Short problem: Reproduce all of the material below line for line, changing nothing, and leave the pictures out of your answer.

Rows:

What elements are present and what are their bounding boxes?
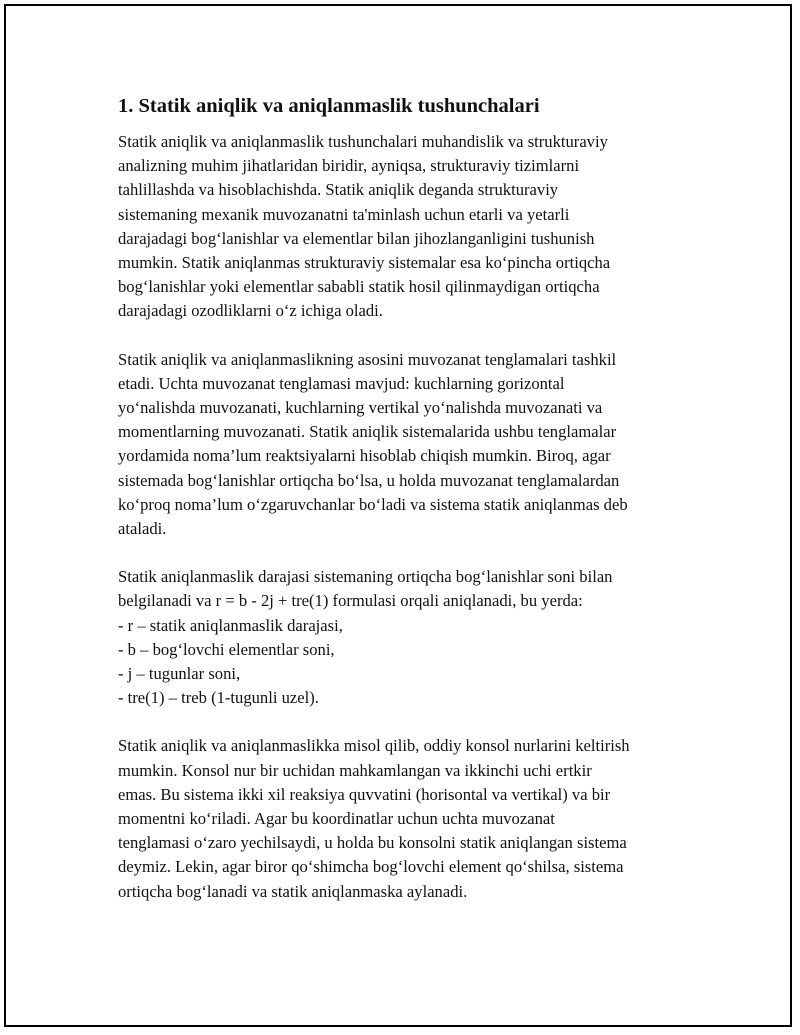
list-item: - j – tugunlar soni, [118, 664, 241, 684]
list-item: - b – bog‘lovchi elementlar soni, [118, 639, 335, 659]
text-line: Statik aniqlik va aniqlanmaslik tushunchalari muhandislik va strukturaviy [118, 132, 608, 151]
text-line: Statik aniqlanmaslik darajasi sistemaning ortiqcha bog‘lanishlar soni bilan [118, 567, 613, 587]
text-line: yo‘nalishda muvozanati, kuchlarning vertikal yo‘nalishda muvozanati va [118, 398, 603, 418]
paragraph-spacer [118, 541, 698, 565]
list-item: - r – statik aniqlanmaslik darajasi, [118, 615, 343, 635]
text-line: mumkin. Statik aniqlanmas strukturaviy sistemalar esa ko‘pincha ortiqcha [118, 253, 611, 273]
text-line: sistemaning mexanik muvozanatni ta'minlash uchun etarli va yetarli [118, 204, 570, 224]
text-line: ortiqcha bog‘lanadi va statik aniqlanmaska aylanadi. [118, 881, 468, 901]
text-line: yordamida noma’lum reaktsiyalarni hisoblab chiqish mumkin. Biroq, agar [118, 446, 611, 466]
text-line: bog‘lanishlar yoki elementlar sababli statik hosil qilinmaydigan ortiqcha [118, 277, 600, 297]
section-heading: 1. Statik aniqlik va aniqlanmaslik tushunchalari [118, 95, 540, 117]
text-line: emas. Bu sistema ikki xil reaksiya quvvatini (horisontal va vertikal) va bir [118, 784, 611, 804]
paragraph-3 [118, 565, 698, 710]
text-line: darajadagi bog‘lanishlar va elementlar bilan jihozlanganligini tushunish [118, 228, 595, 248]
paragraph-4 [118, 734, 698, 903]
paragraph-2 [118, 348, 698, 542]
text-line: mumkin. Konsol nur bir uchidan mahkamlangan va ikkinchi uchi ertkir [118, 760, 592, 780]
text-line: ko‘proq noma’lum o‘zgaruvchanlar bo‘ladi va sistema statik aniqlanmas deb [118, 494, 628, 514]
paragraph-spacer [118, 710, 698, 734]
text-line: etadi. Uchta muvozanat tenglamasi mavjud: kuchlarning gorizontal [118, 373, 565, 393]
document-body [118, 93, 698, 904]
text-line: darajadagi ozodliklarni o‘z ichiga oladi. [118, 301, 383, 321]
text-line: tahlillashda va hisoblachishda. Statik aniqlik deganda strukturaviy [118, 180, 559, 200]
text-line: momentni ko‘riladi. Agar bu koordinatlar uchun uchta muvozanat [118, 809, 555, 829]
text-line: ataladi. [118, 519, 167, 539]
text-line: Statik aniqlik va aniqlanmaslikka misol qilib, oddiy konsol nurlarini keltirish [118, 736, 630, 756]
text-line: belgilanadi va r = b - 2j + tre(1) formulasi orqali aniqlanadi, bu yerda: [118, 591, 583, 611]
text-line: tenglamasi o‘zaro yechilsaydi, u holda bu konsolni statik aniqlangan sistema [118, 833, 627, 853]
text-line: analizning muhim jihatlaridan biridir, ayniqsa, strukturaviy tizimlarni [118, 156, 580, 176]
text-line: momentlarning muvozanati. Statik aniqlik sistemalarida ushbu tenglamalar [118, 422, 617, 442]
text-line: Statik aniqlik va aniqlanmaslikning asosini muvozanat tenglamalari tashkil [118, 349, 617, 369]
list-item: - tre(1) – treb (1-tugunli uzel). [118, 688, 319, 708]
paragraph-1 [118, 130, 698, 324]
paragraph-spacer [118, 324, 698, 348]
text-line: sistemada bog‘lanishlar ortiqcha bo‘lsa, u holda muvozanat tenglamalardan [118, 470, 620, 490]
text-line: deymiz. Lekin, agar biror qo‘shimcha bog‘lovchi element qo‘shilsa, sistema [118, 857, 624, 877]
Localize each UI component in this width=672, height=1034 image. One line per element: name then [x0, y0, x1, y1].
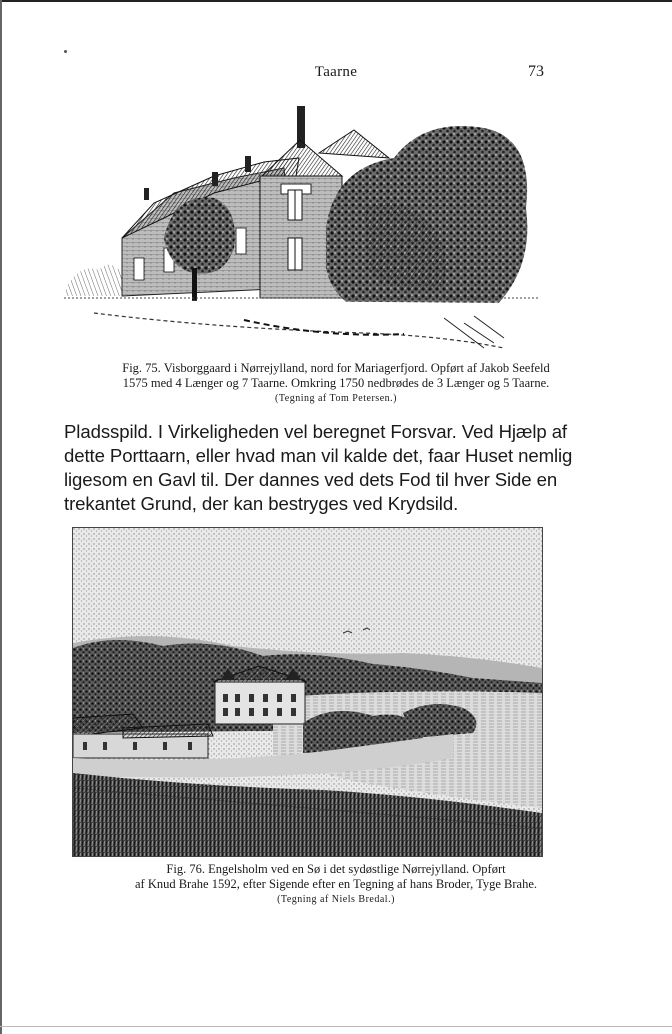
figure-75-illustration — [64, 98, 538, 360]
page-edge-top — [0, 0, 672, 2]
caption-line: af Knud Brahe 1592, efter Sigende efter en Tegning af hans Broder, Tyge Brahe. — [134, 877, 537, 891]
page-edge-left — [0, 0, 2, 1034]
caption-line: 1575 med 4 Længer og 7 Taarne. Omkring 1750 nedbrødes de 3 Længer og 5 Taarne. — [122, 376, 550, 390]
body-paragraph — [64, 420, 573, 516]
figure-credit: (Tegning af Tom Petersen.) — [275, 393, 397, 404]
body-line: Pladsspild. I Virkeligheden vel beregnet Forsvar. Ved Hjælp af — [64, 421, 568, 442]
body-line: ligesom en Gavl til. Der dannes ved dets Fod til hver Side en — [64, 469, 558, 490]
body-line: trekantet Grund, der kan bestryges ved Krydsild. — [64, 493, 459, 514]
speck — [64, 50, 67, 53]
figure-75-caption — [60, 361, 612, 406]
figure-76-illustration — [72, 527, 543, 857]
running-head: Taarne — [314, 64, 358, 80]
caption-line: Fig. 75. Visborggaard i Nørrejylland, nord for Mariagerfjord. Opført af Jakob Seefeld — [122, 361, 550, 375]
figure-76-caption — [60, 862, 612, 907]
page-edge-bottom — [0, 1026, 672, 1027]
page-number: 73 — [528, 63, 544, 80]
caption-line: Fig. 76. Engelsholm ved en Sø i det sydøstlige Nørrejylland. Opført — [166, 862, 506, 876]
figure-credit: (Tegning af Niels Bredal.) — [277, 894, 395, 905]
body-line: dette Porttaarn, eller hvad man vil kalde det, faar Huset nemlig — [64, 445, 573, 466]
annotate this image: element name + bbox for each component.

Completed task:
What elements are present and what are their bounding boxes?
list-item: - j – tugunlar soni, [118, 664, 241, 684]
list-item: - b – bog‘lovchi elementlar soni, [118, 639, 335, 659]
text-line: Statik aniqlik va aniqlanmaslik tushunchalari muhandislik va strukturaviy [118, 132, 608, 151]
text-line: Statik aniqlanmaslik darajasi sistemaning ortiqcha bog‘lanishlar soni bilan [118, 567, 613, 587]
text-line: yo‘nalishda muvozanati, kuchlarning vertikal yo‘nalishda muvozanati va [118, 398, 603, 418]
paragraph-spacer [118, 541, 698, 565]
list-item: - r – statik aniqlanmaslik darajasi, [118, 615, 343, 635]
text-line: mumkin. Statik aniqlanmas strukturaviy sistemalar esa ko‘pincha ortiqcha [118, 253, 611, 273]
text-line: sistemaning mexanik muvozanatni ta'minlash uchun etarli va yetarli [118, 204, 570, 224]
text-line: ortiqcha bog‘lanadi va statik aniqlanmaska aylanadi. [118, 881, 468, 901]
text-line: yordamida noma’lum reaktsiyalarni hisoblab chiqish mumkin. Biroq, agar [118, 446, 611, 466]
text-line: bog‘lanishlar yoki elementlar sababli statik hosil qilinmaydigan ortiqcha [118, 277, 600, 297]
section-heading: 1. Statik aniqlik va aniqlanmaslik tushunchalari [118, 95, 540, 117]
text-line: emas. Bu sistema ikki xil reaksiya quvvatini (horisontal va vertikal) va bir [118, 784, 611, 804]
paragraph-3 [118, 565, 698, 710]
text-line: darajadagi bog‘lanishlar va elementlar bilan jihozlanganligini tushunish [118, 228, 595, 248]
paragraph-4 [118, 734, 698, 903]
paragraph-2 [118, 348, 698, 542]
text-line: mumkin. Konsol nur bir uchidan mahkamlangan va ikkinchi uchi ertkir [118, 760, 592, 780]
text-line: ko‘proq noma’lum o‘zgaruvchanlar bo‘ladi va sistema statik aniqlanmas deb [118, 494, 628, 514]
paragraph-spacer [118, 710, 698, 734]
text-line: etadi. Uchta muvozanat tenglamasi mavjud: kuchlarning gorizontal [118, 373, 565, 393]
document-body [118, 93, 698, 904]
text-line: darajadagi ozodliklarni o‘z ichiga oladi. [118, 301, 383, 321]
text-line: tahlillashda va hisoblachishda. Statik aniqlik deganda strukturaviy [118, 180, 559, 200]
text-line: momentni ko‘riladi. Agar bu koordinatlar uchun uchta muvozanat [118, 809, 555, 829]
text-line: ataladi. [118, 519, 167, 539]
text-line: Statik aniqlik va aniqlanmaslikka misol qilib, oddiy konsol nurlarini keltirish [118, 736, 630, 756]
text-line: belgilanadi va r = b - 2j + tre(1) formulasi orqali aniqlanadi, bu yerda: [118, 591, 583, 611]
text-line: tenglamasi o‘zaro yechilsaydi, u holda bu konsolni statik aniqlangan sistema [118, 833, 627, 853]
text-line: analizning muhim jihatlaridan biridir, ayniqsa, strukturaviy tizimlarni [118, 156, 580, 176]
text-line: momentlarning muvozanati. Statik aniqlik sistemalarida ushbu tenglamalar [118, 422, 617, 442]
text-line: Statik aniqlik va aniqlanmaslikning asosini muvozanat tenglamalari tashkil [118, 349, 617, 369]
list-item: - tre(1) – treb (1-tugunli uzel). [118, 688, 319, 708]
paragraph-1 [118, 130, 698, 324]
paragraph-spacer [118, 324, 698, 348]
text-line: sistemada bog‘lanishlar ortiqcha bo‘lsa, u holda muvozanat tenglamalardan [118, 470, 620, 490]
text-line: deymiz. Lekin, agar biror qo‘shimcha bog‘lovchi element qo‘shilsa, sistema [118, 857, 624, 877]
Localize each UI component in this width=672, height=1034 image. One line per element: name then [x0, y0, x1, y1].
figure-75-illustration — [64, 98, 538, 360]
page-edge-top — [0, 0, 672, 2]
caption-line: af Knud Brahe 1592, efter Sigende efter en Tegning af hans Broder, Tyge Brahe. — [134, 877, 537, 891]
page-edge-left — [0, 0, 2, 1034]
caption-line: 1575 med 4 Længer og 7 Taarne. Omkring 1750 nedbrødes de 3 Længer og 5 Taarne. — [122, 376, 550, 390]
body-paragraph — [64, 420, 573, 516]
figure-credit: (Tegning af Tom Petersen.) — [275, 393, 397, 404]
body-line: Pladsspild. I Virkeligheden vel beregnet Forsvar. Ved Hjælp af — [64, 421, 568, 442]
body-line: ligesom en Gavl til. Der dannes ved dets Fod til hver Side en — [64, 469, 558, 490]
body-line: trekantet Grund, der kan bestryges ved Krydsild. — [64, 493, 459, 514]
speck — [64, 50, 67, 53]
figure-75-caption — [60, 361, 612, 406]
figure-76-illustration — [72, 527, 543, 857]
running-head: Taarne — [314, 64, 358, 80]
caption-line: Fig. 75. Visborggaard i Nørrejylland, nord for Mariagerfjord. Opført af Jakob Seefeld — [122, 361, 550, 375]
figure-76-caption — [60, 862, 612, 907]
page-edge-bottom — [0, 1026, 672, 1027]
page-number: 73 — [528, 63, 544, 80]
caption-line: Fig. 76. Engelsholm ved en Sø i det sydøstlige Nørrejylland. Opført — [166, 862, 506, 876]
figure-credit: (Tegning af Niels Bredal.) — [277, 894, 395, 905]
body-line: dette Porttaarn, eller hvad man vil kalde det, faar Huset nemlig — [64, 445, 573, 466]
annotate this image: element name + bbox for each component.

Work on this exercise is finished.